— Begin Records provided —

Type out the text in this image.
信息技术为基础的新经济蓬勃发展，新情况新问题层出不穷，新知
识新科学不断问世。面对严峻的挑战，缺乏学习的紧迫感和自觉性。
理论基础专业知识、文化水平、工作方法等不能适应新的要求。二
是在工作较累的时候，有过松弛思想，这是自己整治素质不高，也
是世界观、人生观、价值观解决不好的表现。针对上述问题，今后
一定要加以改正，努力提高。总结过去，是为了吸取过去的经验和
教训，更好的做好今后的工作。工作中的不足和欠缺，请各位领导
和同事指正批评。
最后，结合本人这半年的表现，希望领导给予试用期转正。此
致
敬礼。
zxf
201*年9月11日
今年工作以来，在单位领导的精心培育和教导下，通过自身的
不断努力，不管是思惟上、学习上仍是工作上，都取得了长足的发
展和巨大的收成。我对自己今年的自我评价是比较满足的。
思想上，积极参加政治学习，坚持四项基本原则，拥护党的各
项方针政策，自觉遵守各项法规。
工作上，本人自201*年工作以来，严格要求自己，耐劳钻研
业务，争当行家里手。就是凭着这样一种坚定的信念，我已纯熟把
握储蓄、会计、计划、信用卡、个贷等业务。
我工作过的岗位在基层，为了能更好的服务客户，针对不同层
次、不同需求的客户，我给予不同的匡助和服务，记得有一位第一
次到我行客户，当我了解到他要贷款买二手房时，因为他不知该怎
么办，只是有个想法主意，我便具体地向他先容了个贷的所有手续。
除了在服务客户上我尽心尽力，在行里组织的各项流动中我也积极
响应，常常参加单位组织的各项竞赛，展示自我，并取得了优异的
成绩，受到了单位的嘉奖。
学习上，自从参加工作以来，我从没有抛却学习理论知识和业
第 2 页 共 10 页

— End Records provided —

* [Requirements]: Nothing should be left out: return all of the records exactly.

* [Written solution]:
Type out the text in this image.
信息技术为基础的新经济蓬勃发展，新情况新问题层出不穷，新知
识新科学不断问世。面对严峻的挑战，缺乏学习的紧迫感和自觉性。
理论基础专业知识、文化水平、工作方法等不能适应新的要求。二
是在工作较累的时候，有过松弛思想，这是自己整治素质不高，也
是世界观、人生观、价值观解决不好的表现。针对上述问题，今后
一定要加以改正，努力提高。总结过去，是为了吸取过去的经验和
教训，更好的做好今后的工作。工作中的不足和欠缺，请各位领导
和同事指正批评。
最后，结合本人这半年的表现，希望领导给予试用期转正。此
致
敬礼。
zxf
201*年9月11日
今年工作以来，在单位领导的精心培育和教导下，通过自身的
不断努力，不管是思惟上、学习上仍是工作上，都取得了长足的发
展和巨大的收成。我对自己今年的自我评价是比较满足的。
思想上，积极参加政治学习，坚持四项基本原则，拥护党的各
项方针政策，自觉遵守各项法规。
工作上，本人自201*年工作以来，严格要求自己，耐劳钻研
业务，争当行家里手。就是凭着这样一种坚定的信念，我已纯熟把
握储蓄、会计、计划、信用卡、个贷等业务。
我工作过的岗位在基层，为了能更好的服务客户，针对不同层
次、不同需求的客户，我给予不同的匡助和服务，记得有一位第一
次到我行客户，当我了解到他要贷款买二手房时，因为他不知该怎
么办，只是有个想法主意，我便具体地向他先容了个贷的所有手续。
除了在服务客户上我尽心尽力，在行里组织的各项流动中我也积极
响应，常常参加单位组织的各项竞赛，展示自我，并取得了优异的
成绩，受到了单位的嘉奖。
学习上，自从参加工作以来，我从没有抛却学习理论知识和业
第 2 页 共 10 页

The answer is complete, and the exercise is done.